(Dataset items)
● ● ● ● ● ● ●
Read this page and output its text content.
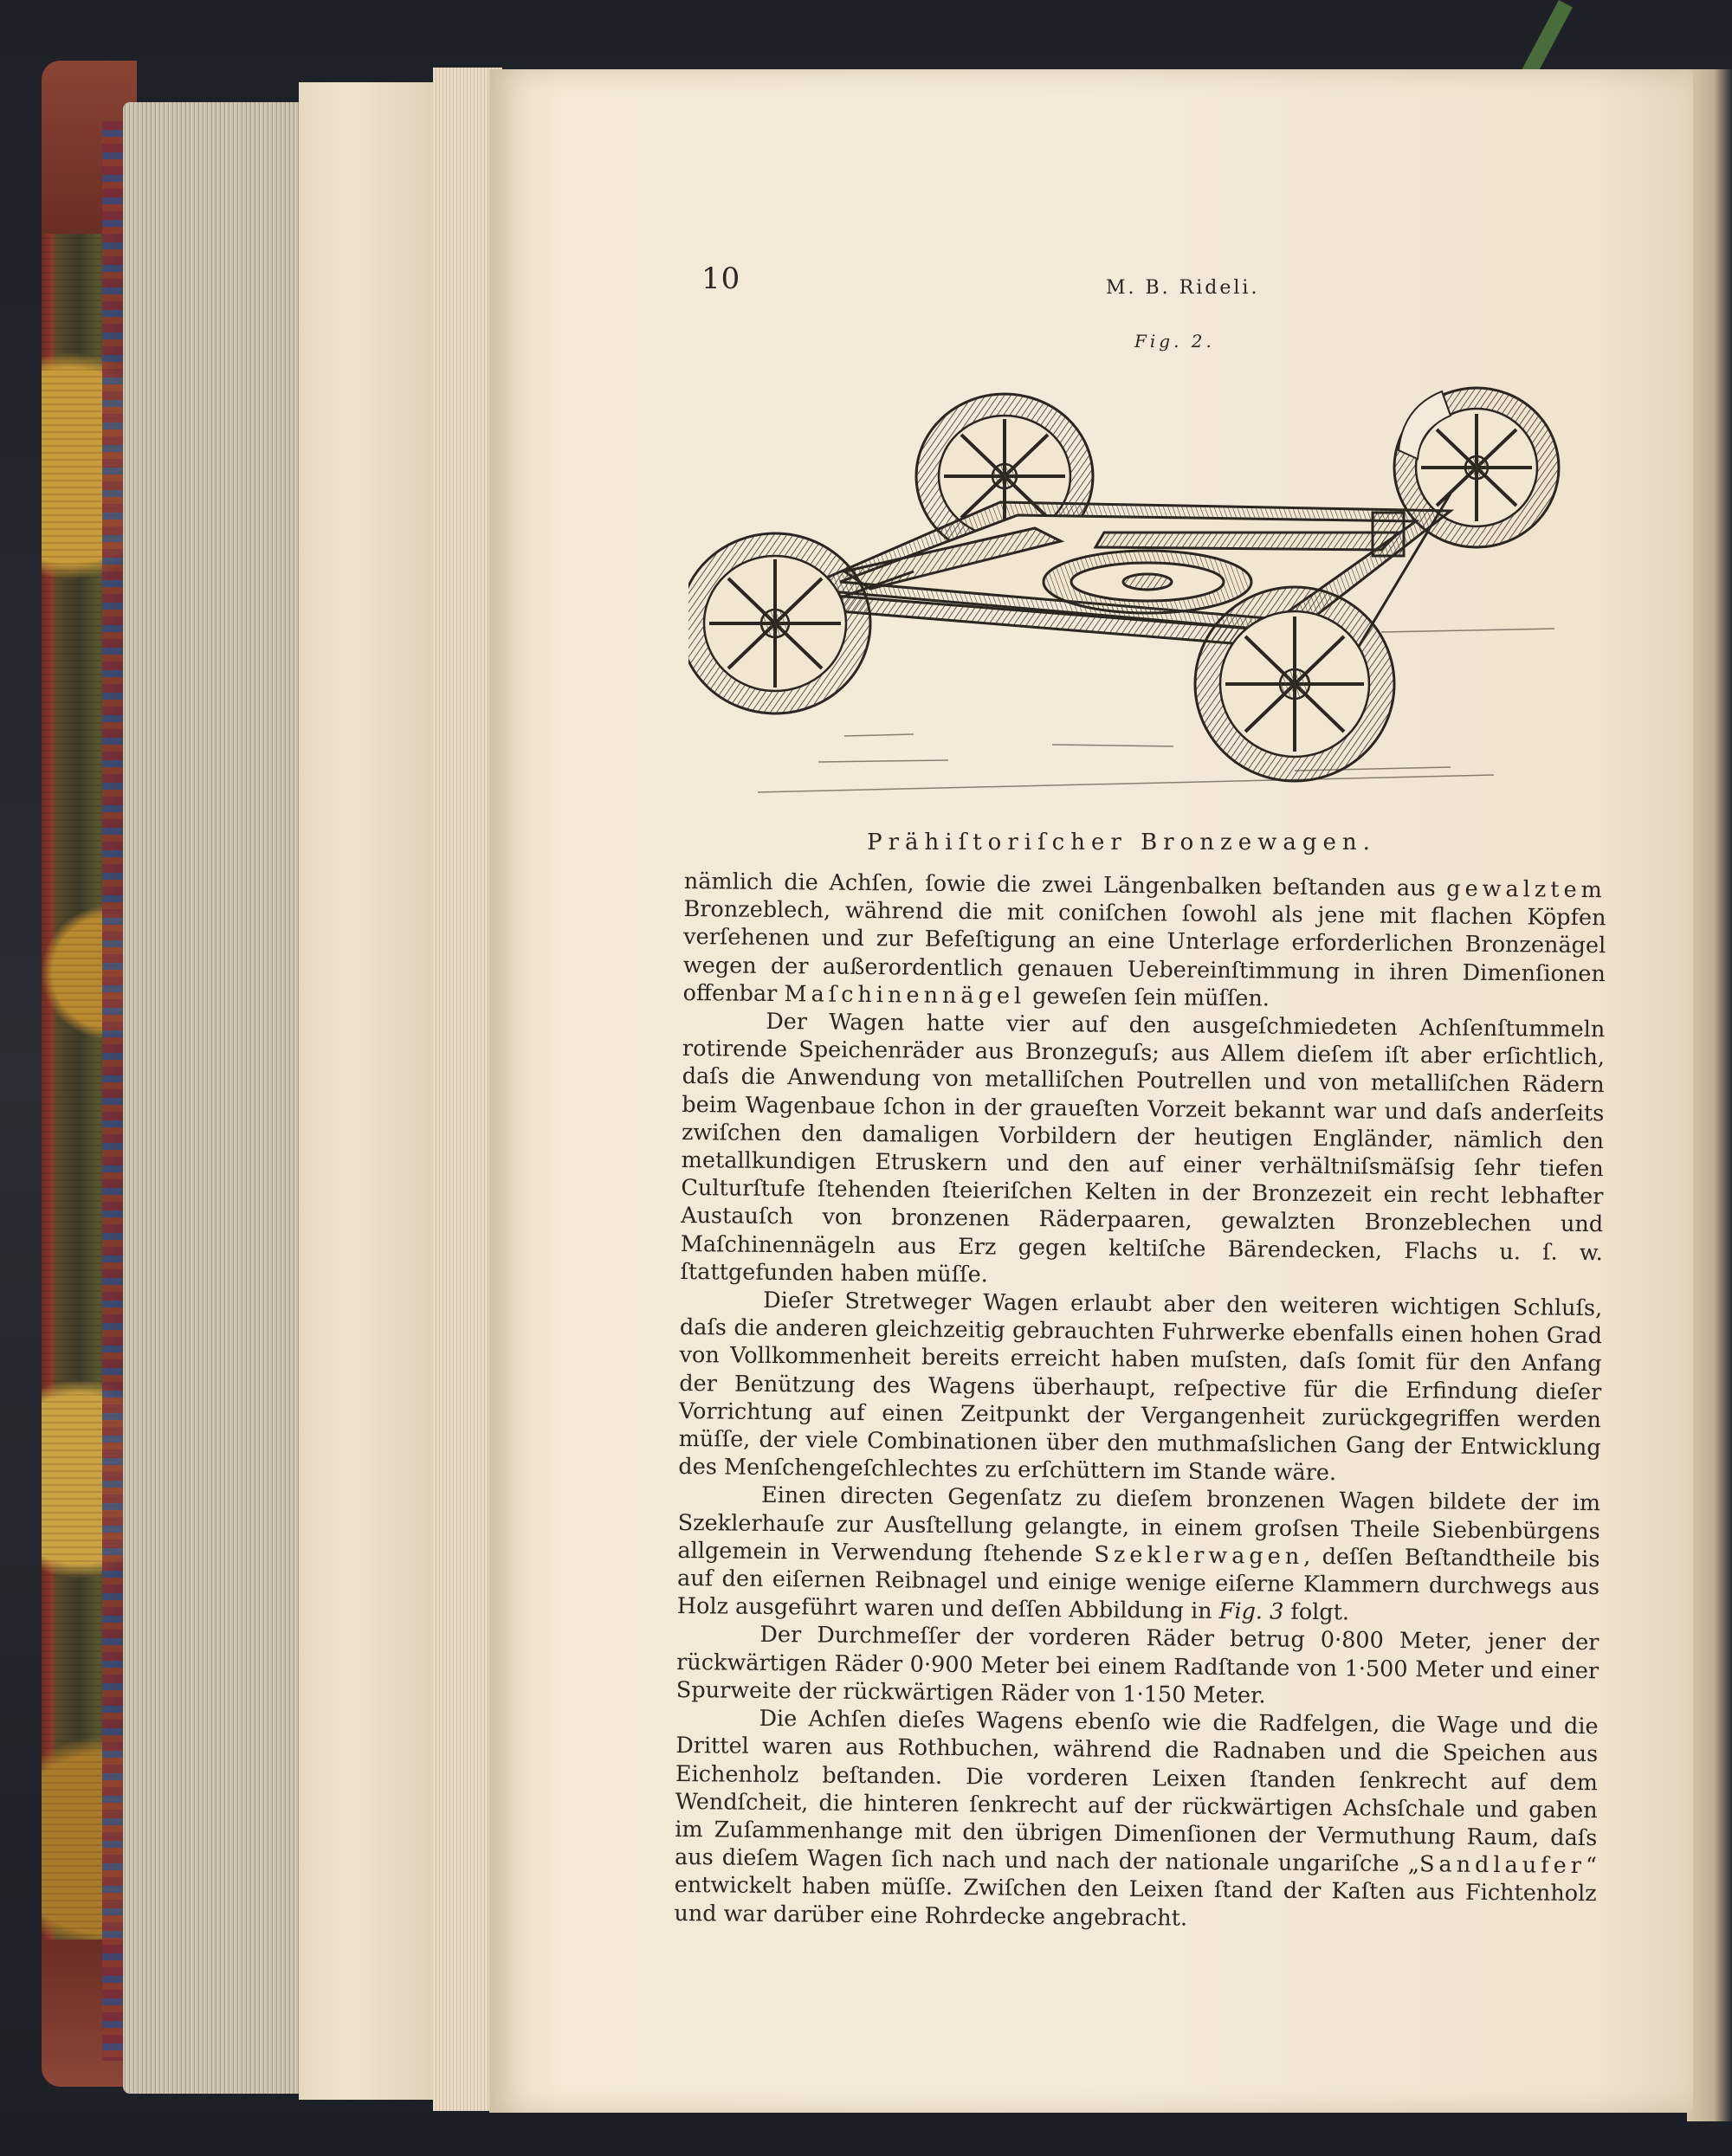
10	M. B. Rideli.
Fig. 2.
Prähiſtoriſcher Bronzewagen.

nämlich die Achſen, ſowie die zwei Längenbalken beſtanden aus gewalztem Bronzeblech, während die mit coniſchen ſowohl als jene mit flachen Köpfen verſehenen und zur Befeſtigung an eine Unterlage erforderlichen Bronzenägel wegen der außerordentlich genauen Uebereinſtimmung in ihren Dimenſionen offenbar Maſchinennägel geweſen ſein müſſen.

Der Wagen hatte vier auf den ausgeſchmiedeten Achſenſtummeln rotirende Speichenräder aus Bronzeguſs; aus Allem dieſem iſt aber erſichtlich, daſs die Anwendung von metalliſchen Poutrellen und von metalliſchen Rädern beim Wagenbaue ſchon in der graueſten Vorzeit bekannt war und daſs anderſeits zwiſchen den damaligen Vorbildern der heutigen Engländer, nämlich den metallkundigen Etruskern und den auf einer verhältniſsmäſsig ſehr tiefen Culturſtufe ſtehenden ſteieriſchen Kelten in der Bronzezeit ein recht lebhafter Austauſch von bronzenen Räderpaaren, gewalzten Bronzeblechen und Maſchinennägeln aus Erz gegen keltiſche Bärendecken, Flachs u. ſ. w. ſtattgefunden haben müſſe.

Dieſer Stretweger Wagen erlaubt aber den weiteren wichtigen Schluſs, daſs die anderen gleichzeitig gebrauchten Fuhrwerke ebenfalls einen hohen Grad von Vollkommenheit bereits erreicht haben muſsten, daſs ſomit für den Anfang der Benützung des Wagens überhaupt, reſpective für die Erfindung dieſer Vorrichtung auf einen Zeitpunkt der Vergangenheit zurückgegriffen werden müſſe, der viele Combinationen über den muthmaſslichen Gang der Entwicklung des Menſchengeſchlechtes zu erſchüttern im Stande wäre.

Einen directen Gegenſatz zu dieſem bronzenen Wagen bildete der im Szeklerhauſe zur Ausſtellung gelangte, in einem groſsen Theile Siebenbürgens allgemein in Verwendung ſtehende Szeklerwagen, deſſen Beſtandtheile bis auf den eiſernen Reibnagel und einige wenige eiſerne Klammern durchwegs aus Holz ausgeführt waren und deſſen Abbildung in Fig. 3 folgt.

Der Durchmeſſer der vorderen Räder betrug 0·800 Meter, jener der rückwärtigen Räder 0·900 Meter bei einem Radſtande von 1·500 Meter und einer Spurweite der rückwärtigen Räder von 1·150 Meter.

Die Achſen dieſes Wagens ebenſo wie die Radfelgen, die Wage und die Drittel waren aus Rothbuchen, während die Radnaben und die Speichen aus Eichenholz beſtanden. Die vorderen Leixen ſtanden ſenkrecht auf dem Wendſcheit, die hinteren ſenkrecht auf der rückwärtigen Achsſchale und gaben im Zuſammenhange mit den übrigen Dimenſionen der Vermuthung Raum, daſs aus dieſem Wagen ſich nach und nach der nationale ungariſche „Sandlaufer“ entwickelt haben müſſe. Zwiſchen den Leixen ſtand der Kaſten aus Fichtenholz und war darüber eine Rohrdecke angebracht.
● ● ● ● ● ● ●
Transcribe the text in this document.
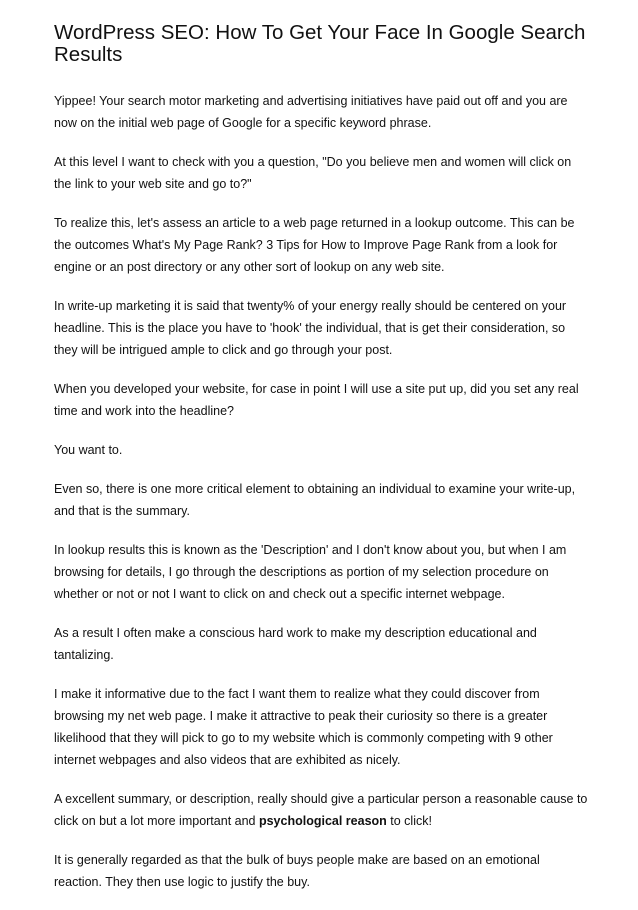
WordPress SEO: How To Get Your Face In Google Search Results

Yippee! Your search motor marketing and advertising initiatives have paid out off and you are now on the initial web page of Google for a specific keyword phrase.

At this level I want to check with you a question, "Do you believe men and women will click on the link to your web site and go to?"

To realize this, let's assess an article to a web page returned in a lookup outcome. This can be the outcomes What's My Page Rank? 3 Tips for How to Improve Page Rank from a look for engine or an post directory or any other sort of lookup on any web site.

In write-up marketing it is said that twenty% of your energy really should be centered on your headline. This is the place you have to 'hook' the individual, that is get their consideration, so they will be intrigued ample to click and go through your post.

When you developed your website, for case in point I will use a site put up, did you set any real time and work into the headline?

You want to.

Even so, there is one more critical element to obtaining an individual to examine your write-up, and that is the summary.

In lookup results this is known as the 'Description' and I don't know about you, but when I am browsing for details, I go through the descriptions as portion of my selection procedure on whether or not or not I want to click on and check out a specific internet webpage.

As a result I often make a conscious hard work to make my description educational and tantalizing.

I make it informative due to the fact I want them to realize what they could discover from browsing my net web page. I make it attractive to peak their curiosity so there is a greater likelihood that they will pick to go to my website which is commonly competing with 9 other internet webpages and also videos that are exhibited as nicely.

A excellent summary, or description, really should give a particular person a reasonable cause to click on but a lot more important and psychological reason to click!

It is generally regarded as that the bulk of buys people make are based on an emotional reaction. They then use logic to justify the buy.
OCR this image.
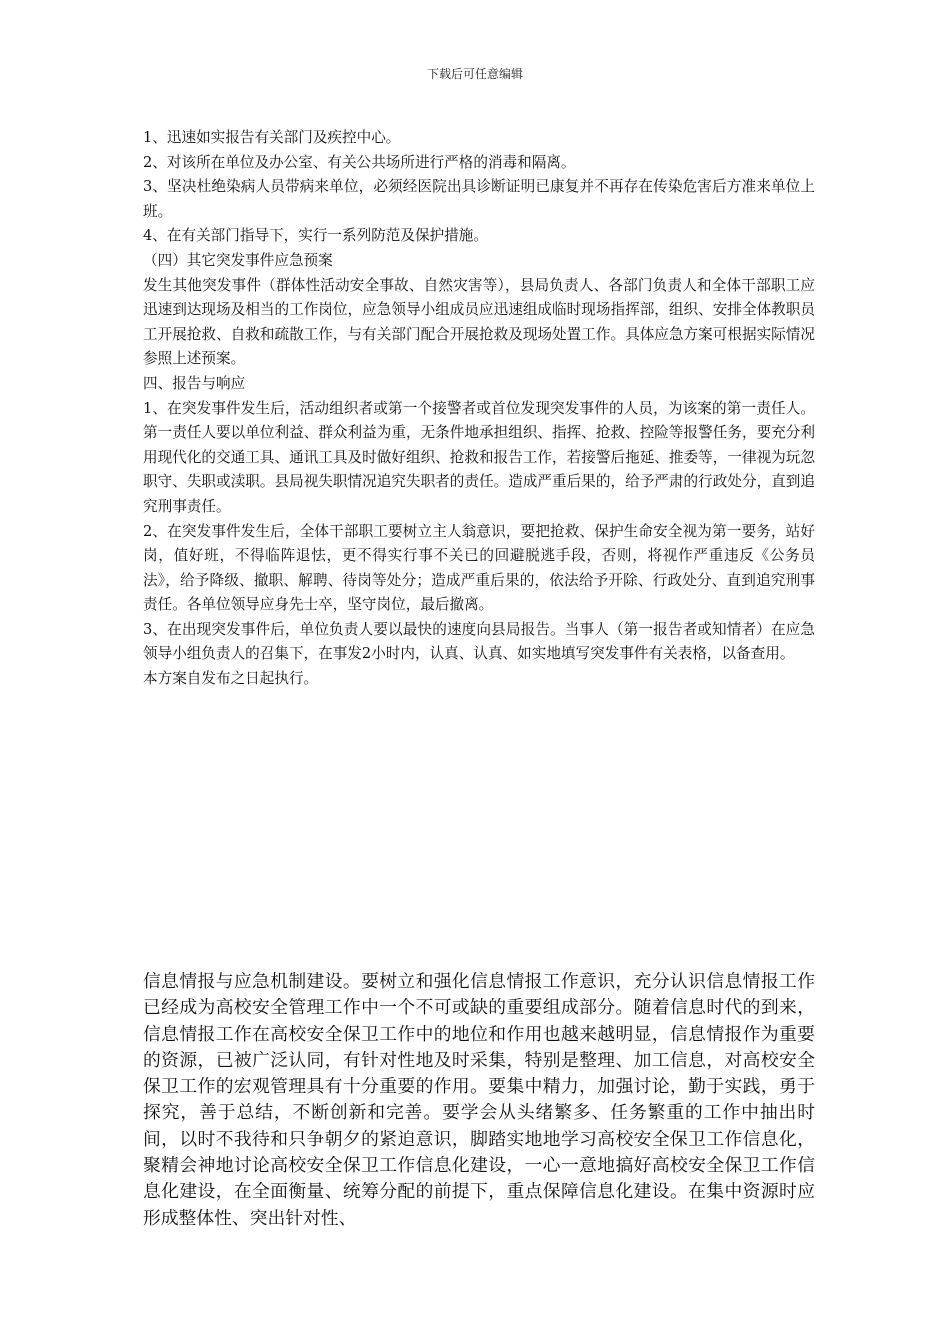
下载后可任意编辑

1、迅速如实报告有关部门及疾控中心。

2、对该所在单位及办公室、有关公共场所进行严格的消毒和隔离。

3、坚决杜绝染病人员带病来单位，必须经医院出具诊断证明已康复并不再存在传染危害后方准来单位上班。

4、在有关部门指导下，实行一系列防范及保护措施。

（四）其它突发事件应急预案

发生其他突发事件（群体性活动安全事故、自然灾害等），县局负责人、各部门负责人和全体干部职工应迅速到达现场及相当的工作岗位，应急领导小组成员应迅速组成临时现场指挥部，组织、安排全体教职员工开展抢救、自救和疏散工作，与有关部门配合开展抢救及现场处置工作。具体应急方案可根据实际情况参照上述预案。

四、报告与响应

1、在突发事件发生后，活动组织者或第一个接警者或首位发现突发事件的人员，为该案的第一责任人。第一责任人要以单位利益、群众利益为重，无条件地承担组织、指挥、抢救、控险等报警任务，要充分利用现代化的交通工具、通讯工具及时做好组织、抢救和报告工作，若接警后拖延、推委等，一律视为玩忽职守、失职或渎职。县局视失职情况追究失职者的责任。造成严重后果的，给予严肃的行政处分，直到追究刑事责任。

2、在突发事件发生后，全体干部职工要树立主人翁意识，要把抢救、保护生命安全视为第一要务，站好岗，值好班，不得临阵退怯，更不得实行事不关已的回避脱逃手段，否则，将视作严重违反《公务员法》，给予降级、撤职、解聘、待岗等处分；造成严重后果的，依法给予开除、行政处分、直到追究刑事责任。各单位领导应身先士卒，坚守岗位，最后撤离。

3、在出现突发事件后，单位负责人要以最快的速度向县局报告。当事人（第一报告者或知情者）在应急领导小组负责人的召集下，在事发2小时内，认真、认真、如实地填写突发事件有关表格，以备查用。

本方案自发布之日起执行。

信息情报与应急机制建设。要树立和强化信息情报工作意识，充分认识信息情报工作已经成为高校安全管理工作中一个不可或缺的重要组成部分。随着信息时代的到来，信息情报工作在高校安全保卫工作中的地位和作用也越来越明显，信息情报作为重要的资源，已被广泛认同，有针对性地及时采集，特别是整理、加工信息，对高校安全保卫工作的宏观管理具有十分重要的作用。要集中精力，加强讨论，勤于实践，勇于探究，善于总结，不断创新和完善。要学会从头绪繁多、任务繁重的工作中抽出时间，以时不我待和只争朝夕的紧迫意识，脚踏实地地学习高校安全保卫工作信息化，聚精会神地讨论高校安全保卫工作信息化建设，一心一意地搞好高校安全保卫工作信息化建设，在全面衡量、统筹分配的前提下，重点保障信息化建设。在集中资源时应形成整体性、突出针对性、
● ● ● ● ● ● ●
EXERCISE DIRECTIONS: Copy each line that holds the word "specific".

WRITTEN REPLY:
Yippee! Your search motor marketing and advertising initiatives have paid out off and you are now on the initial web page of Google for a specific keyword phrase.
In lookup results this is known as the 'Description' and I don't know about you, but when I am browsing for details, I go through the descriptions as portion of my selection procedure on whether or not or not I want to click on and check out a specific internet webpage.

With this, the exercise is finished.